**TASK BRIEF:** Only the number is wanted: how many lines in the data contain "αύξηση"?

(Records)
"""

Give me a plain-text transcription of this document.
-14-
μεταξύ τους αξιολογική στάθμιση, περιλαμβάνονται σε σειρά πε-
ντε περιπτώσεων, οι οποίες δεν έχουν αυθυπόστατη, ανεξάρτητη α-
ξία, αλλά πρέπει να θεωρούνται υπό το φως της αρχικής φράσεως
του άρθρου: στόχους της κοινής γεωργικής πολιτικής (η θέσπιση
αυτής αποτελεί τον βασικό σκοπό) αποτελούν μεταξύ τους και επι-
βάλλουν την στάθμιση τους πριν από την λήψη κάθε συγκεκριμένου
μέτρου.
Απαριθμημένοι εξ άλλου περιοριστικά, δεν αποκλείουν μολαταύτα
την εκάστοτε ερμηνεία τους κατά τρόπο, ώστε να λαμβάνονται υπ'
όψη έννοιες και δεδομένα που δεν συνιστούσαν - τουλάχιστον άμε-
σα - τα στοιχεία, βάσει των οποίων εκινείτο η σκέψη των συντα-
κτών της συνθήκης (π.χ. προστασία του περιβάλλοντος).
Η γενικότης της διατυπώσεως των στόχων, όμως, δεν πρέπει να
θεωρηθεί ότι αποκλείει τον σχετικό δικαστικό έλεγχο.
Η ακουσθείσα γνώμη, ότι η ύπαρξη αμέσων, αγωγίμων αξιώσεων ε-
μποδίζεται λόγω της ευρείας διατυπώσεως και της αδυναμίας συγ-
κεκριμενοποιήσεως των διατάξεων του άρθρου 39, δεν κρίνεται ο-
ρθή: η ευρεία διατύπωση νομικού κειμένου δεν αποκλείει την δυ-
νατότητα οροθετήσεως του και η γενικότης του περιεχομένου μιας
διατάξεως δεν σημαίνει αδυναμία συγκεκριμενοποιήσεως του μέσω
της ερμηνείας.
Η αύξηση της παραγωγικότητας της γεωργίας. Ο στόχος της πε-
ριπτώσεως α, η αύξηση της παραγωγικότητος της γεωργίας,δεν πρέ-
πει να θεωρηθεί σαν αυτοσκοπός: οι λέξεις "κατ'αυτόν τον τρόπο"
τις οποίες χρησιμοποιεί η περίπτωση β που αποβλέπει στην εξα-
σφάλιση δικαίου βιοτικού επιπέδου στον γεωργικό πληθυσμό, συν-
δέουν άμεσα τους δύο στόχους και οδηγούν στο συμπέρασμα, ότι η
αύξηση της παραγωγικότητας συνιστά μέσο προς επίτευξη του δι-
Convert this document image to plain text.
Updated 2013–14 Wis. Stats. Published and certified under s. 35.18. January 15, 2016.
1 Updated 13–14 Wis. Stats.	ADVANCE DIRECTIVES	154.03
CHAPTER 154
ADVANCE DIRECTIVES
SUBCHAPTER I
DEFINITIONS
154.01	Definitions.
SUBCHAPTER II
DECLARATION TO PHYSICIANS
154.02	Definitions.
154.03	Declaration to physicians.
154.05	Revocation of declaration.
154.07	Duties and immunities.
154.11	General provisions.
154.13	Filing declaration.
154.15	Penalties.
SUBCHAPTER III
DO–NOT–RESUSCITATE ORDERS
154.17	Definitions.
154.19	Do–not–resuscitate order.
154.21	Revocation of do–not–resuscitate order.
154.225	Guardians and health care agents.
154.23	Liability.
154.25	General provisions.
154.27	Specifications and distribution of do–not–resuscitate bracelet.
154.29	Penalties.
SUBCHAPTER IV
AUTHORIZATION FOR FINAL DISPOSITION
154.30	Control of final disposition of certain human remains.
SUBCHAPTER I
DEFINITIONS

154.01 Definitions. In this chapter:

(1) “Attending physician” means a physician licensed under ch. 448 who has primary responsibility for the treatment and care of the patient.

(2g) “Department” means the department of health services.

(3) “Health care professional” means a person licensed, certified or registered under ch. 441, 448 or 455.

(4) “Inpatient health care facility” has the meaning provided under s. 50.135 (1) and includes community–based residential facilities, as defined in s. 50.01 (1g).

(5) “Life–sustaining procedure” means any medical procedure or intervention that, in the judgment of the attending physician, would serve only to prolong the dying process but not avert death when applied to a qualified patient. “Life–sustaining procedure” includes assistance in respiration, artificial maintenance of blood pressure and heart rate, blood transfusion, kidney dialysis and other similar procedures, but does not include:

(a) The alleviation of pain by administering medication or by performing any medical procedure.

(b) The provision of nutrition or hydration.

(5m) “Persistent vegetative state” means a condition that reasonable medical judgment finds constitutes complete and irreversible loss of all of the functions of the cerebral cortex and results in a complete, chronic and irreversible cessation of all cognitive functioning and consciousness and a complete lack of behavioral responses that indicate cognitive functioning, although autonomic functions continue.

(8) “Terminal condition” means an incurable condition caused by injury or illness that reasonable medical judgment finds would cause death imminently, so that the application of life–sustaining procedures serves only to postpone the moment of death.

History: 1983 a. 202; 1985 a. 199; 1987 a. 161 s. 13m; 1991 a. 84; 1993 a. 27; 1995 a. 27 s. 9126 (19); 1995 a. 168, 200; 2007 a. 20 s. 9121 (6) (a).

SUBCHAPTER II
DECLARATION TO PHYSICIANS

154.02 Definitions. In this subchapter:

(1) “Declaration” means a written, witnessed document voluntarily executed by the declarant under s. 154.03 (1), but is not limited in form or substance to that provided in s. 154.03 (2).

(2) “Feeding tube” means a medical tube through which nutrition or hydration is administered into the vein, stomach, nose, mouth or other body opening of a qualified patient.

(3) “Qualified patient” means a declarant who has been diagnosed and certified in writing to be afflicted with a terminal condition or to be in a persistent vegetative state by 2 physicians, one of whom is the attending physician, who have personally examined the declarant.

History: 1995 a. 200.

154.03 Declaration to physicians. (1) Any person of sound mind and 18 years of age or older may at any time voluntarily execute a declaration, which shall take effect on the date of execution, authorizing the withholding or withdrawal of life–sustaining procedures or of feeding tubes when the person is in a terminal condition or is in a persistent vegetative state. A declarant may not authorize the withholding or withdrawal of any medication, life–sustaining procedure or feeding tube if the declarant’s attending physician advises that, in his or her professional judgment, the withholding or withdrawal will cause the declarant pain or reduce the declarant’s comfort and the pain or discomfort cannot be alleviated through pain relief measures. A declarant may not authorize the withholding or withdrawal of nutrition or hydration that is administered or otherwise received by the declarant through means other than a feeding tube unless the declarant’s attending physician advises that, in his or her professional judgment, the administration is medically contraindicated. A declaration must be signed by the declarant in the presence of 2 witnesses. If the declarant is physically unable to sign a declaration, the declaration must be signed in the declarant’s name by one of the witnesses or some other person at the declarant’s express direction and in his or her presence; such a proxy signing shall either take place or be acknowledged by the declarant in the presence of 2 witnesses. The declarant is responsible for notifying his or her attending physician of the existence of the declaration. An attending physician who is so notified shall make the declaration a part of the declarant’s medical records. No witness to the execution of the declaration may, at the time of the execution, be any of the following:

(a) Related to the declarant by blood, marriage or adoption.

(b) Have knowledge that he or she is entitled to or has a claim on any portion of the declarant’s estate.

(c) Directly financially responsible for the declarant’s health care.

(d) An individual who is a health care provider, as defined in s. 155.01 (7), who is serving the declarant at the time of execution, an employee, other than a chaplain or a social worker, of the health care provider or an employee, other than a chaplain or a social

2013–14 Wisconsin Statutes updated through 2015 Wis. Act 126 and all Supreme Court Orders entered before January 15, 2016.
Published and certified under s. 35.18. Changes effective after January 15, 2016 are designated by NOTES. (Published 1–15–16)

"""

**EXERCISE RESPONSE:** 3